Set task>
Locate each line with the string "text" in the listing below and copy it.

BEGIN Task input

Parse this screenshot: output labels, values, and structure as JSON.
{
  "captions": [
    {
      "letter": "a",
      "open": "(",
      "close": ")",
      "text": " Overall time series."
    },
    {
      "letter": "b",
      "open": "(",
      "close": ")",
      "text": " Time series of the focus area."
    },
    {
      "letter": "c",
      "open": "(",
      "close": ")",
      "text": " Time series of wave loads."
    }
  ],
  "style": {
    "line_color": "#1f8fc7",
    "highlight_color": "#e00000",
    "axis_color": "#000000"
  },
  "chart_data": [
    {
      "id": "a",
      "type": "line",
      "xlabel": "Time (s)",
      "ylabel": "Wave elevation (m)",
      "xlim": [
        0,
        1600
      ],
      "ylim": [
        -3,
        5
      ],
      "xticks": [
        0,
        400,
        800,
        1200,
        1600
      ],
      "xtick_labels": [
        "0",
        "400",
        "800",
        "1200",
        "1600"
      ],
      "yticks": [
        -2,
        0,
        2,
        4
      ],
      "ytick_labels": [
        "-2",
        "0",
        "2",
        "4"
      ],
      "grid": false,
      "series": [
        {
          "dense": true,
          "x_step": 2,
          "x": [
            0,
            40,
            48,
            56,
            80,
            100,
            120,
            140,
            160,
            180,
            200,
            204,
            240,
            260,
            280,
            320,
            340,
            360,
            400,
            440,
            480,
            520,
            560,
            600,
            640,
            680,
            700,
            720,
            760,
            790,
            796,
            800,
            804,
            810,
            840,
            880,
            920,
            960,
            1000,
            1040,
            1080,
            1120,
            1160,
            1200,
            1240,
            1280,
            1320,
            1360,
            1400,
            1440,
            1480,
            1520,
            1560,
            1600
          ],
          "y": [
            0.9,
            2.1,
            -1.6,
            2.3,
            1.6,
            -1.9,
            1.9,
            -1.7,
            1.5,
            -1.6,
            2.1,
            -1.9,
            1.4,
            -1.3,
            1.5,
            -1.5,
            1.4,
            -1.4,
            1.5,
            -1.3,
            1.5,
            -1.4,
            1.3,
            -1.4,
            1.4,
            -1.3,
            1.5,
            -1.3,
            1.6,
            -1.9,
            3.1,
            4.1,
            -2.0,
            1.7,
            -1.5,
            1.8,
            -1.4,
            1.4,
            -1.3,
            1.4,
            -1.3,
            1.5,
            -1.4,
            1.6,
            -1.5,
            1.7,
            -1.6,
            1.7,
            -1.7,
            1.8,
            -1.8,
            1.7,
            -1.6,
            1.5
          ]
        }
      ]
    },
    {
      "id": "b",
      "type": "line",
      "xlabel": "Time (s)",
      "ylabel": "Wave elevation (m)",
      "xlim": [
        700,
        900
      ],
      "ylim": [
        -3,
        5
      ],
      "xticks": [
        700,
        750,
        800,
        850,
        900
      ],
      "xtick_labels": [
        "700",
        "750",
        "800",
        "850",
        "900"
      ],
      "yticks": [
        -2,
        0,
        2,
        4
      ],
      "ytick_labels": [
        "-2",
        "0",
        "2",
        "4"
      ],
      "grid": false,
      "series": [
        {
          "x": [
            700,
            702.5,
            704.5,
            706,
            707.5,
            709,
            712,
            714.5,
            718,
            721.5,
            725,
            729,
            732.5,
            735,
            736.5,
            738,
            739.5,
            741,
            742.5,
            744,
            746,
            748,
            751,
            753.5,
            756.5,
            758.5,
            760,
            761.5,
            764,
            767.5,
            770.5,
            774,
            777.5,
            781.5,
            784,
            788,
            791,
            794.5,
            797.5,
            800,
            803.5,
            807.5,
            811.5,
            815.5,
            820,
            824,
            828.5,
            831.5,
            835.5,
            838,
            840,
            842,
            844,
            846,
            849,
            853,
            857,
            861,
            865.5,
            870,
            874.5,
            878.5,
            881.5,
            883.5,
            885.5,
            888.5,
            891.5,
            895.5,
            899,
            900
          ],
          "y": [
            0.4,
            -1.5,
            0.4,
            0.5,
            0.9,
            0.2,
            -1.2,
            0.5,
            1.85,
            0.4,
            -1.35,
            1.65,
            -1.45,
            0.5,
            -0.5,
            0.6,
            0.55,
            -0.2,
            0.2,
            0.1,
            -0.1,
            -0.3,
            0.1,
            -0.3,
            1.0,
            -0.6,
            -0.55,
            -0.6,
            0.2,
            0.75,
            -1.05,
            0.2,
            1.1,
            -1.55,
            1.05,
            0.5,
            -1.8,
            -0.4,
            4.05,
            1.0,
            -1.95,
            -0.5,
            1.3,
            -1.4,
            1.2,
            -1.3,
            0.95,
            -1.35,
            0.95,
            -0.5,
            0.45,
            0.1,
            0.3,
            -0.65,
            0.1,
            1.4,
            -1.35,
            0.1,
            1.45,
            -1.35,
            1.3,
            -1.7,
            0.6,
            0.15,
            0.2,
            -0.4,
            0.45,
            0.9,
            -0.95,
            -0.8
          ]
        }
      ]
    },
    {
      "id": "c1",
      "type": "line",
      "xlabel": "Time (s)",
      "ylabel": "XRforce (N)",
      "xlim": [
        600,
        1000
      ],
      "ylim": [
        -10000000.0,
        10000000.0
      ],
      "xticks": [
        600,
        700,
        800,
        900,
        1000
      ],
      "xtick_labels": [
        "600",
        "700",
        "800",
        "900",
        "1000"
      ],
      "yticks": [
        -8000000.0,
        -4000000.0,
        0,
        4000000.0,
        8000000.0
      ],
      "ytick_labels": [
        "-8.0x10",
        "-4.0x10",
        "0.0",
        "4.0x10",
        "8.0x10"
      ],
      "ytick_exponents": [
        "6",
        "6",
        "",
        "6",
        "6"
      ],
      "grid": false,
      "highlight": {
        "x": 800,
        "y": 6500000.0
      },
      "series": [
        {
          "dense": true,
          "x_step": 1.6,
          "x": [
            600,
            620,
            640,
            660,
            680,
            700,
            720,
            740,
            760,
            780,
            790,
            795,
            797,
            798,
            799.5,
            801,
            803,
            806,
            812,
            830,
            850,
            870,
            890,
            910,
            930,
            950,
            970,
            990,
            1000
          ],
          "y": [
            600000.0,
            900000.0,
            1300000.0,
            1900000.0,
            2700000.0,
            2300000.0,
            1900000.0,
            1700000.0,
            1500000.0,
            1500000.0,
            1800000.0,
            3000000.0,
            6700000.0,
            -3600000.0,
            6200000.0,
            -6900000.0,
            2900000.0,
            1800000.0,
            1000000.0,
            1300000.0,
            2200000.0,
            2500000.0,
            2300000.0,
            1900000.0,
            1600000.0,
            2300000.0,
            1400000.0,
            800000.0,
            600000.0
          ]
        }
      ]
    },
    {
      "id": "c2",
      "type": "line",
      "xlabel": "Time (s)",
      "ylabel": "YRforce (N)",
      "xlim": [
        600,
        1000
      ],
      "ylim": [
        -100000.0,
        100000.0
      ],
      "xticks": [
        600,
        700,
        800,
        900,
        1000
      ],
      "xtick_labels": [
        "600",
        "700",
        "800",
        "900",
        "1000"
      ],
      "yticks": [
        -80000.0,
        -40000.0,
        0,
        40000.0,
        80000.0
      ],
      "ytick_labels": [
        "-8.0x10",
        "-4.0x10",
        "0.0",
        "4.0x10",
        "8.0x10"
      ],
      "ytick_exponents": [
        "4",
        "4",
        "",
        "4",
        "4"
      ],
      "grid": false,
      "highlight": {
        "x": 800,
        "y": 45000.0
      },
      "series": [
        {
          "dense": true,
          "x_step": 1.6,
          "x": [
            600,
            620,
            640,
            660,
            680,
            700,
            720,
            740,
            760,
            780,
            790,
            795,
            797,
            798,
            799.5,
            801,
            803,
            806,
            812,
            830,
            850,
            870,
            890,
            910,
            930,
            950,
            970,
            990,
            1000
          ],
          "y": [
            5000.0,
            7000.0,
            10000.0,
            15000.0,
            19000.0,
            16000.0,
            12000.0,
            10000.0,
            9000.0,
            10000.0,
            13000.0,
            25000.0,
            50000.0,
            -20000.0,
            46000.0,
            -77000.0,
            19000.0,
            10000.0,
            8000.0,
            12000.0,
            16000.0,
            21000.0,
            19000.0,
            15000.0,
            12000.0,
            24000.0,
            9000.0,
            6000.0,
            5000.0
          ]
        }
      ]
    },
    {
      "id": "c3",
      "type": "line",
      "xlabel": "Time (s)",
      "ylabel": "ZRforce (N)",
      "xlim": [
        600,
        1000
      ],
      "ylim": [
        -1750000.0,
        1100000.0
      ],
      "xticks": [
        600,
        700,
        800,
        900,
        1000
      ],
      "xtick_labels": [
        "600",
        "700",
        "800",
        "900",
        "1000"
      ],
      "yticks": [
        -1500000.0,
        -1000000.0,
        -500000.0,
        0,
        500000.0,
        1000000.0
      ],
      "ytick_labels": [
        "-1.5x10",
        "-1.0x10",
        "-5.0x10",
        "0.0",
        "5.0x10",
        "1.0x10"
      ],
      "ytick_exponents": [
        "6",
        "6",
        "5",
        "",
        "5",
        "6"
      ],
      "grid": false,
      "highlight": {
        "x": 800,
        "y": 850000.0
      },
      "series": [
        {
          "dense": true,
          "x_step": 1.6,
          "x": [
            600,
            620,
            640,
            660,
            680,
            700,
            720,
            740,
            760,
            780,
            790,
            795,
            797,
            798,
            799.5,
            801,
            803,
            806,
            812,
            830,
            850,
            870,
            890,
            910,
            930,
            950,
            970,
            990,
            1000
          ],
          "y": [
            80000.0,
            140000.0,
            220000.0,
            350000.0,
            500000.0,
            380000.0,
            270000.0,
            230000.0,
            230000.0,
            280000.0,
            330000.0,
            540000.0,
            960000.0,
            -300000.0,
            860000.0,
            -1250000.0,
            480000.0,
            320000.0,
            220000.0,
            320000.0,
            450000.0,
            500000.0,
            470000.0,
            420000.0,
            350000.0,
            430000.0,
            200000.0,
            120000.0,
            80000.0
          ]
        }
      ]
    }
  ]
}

END Task input

Complete answer>
      "text": " Overall time series."
      "text": " Time series of the focus area."
      "text": " Time series of wave loads."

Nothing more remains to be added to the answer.